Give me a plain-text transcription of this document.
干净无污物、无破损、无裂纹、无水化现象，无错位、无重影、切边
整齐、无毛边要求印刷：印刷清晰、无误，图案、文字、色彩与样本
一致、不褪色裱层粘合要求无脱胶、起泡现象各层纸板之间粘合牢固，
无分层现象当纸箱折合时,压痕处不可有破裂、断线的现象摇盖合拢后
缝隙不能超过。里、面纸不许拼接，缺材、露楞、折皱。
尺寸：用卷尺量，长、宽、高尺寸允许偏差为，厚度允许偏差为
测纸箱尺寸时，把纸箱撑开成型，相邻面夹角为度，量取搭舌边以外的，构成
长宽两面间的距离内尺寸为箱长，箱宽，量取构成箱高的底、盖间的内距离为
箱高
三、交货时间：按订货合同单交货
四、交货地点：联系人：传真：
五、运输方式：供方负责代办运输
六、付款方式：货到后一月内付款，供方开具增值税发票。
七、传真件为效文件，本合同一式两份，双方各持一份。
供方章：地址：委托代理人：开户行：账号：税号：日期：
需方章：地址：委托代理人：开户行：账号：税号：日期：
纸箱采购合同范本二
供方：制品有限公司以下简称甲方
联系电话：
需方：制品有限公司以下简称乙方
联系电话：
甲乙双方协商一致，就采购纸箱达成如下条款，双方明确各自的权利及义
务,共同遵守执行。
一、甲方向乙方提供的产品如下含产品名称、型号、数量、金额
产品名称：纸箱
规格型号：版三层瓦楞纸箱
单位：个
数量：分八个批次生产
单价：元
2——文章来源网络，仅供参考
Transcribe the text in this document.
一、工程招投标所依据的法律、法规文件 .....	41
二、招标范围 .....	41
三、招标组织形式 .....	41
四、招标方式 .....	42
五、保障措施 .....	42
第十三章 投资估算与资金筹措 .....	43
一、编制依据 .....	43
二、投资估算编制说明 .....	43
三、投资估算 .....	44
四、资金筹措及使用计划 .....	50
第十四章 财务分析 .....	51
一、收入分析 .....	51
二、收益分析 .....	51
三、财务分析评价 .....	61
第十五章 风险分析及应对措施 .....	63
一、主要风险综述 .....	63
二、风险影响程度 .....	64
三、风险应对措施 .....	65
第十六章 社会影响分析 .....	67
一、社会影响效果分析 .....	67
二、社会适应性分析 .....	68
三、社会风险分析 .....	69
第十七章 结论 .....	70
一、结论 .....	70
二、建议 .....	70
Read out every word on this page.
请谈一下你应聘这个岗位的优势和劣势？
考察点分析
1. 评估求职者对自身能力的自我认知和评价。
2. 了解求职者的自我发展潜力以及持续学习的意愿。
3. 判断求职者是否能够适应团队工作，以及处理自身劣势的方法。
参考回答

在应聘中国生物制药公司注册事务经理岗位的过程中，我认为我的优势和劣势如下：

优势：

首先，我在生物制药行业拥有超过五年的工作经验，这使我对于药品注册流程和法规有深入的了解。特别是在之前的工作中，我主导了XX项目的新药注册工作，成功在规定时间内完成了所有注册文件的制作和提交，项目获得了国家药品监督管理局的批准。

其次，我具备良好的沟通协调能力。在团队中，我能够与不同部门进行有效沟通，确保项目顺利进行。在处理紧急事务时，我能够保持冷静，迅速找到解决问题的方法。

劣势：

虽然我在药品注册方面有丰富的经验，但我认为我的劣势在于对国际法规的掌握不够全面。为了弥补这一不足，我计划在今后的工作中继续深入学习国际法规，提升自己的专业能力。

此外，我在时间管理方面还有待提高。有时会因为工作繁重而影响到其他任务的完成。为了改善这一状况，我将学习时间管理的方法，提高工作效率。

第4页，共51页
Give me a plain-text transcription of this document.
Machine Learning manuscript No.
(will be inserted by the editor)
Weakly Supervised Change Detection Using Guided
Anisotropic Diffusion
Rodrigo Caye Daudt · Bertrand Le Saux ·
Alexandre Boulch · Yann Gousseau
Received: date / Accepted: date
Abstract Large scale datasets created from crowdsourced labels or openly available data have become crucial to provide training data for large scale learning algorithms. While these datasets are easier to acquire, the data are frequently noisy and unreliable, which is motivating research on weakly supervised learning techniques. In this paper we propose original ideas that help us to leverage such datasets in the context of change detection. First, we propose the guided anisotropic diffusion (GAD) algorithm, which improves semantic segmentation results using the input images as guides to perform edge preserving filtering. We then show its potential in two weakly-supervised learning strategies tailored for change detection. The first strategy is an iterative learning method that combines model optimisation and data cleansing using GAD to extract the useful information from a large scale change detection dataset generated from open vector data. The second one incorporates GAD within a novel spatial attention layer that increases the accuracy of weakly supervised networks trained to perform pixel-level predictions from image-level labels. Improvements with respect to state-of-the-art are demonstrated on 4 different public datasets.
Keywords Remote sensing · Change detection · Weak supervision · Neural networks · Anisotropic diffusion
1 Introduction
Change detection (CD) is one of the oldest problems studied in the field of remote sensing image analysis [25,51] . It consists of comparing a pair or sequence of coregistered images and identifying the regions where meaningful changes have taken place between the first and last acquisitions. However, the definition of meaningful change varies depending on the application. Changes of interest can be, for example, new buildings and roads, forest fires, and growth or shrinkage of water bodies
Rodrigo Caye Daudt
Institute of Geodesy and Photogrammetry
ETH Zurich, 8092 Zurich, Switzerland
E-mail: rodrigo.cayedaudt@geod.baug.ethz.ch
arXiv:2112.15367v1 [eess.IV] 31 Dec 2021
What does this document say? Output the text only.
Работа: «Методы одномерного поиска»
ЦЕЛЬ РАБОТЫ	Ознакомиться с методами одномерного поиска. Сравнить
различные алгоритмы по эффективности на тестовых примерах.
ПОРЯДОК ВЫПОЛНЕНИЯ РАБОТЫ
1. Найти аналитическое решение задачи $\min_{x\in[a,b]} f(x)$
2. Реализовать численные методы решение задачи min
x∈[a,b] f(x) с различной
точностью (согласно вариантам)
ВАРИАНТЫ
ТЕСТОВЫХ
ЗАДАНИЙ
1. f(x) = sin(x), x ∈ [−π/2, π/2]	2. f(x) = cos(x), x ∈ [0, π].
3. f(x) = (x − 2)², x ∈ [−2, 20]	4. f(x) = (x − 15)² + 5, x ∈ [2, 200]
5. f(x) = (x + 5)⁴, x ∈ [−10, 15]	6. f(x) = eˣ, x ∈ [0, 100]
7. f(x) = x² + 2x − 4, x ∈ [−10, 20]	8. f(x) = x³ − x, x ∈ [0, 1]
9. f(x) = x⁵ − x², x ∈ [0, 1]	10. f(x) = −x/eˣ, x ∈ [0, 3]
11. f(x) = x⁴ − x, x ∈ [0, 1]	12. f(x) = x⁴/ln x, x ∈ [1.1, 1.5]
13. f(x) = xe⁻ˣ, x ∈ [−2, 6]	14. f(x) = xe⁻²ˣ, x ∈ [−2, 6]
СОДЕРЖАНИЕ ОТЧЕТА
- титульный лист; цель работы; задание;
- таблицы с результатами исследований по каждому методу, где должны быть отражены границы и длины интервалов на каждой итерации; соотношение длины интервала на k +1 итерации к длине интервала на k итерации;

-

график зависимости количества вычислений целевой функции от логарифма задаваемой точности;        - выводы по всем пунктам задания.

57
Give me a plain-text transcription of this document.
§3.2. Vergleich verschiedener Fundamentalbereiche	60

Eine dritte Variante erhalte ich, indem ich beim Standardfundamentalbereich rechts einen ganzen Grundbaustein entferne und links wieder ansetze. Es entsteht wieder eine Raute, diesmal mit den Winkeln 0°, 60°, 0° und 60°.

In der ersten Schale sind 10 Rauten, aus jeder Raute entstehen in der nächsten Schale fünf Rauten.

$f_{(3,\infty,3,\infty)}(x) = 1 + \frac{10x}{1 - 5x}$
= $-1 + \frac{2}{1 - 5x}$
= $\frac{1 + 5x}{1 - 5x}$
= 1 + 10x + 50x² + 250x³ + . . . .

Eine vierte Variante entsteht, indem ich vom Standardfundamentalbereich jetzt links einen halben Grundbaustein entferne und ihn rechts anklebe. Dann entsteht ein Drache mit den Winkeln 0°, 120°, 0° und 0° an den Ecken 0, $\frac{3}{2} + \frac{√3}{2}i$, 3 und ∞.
——
- Task statement -
Show the lines of the records that include the string "поиска".

- Right answer -
Работа: «Методы одномерного поиска»
ЦЕЛЬ РАБОТЫ	Ознакомиться с методами одномерного поиска. Сравнить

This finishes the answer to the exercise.